| Extract to read |
===============

IBM, an American multinational IT company, is teaming up with a group of major players in the healthcare sector to improve sharing of the sensitive medical data and make medical claims and transactions more well-organized and proficient in the form of an ecosystem based on blockchain.
Declared today, IBM has joined in this effort by Aetna, an American managed health care company that is acquired last November by pharmacy and health plan provider CVS Health, health plan provider Anthem, Health Care Service Corporation, and PNC Bank. These service providers combined an account for nearly 100 million healthcare plans.
Also called Big Blue, IBM said additional members would join the Health Utility Network, which also include other healthcare companies, healthcare providers, startups, and IT companies.
Barbara Hayes, IBM general manager for payers at IBM Watson Health told CoinDesk, “IBM is one of the founding members, but everybody has an equal stake across those founding members. It’s so important because you do have competitors side by side who are going after tremendous amounts of waste that is in the healthcare system; 40 cents, 50 cents on the dollar.”
She explained transforming industries, including healthcare, means going after insights and innovative predictions using data and eliminating inefficiencies. She stated, “In healthcare, these inefficiencies are in clinical areas and in administrative areas – or just friction that happens in the system which leads to bad customer experience.”
Dr. Bill Lafontaine, IBM general manager of intellectual property, added, “We are going to provide the SDKs and other ways to link to the platform. We are leaving this very open because many of the members are bringing different technologies that they have already been investing in and so they get a faster return on that investment.”

===============

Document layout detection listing
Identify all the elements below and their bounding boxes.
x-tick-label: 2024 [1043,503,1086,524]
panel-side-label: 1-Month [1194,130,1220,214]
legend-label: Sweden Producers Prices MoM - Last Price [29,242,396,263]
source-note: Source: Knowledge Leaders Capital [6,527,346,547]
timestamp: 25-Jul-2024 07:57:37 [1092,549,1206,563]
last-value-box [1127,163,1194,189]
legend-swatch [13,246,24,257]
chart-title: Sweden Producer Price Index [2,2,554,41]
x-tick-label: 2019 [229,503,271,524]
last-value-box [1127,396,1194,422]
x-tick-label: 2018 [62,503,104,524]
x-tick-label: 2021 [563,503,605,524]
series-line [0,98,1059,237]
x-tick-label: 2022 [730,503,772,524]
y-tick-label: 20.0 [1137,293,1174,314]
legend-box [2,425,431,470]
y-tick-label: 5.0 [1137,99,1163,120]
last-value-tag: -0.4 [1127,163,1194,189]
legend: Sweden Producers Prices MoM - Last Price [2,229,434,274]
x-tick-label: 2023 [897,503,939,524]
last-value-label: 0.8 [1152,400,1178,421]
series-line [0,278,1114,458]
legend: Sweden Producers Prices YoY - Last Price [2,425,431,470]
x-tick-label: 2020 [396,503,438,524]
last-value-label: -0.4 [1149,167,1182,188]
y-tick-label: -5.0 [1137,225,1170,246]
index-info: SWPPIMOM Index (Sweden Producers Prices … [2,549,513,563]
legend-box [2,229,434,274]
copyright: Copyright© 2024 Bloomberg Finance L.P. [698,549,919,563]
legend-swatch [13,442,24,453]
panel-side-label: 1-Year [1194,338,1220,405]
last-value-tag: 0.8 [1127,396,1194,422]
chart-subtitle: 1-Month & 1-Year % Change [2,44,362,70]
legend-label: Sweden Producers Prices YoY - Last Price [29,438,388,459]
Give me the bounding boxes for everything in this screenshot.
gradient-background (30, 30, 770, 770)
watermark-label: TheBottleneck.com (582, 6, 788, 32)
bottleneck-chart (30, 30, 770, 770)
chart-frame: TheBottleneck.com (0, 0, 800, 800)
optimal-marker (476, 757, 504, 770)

===============

| Exercises to complete |
A. Translate this sentence from the article on IBM's healthcare blockchain network into Spanish: "We are going to provide the SDKs and other ways to link to the platform."
B. Write the next part of the article on IBM's healthcare blockchain network, picking up after its final paragraph.

| Answer list |
A. Vamos a proporcionar los SDK y otras formas de conectarse a la plataforma.

B.
However, IBM is the only IT firm trying to influence the immutability and transparency of blockchain for the fragmented and siloed healthcare industry. Other renowned names in blockchain healthcare are Change Healthcare, Guardtime, Hashed Health, Gem and SimplyVital.
In such a busy sector, it is not surprising Big Blue is faced with some consortia competition. In April 2018, Humana and United Health Group, the largest health insurance companies, collaborated on a blockchain ecosystem with healthcare data providers – such as Quest Diagnostics, Optum and Multiplan.
Another healthcare blockchain ecosystem, ProCredEx, launched in November 2018. The system helps to store and share the credentials of medical as well as dental practitioners. It is also expected to save costs and time within the healthcare industry.
PNC Bank has been vocal about its blockchain activities, teaming up with a group of banks and exploring Ripple’s xCurrent payment system for all cross-border transactions. The head of product for PNC Treasury Management, Chris Ward, said in a statement that the collaboration with IBM would make things easier for patients, payers and providers to handle transactions. He added, “Using this technology, we can remove friction, duplication, and administrative costs that continue to plague the industry.”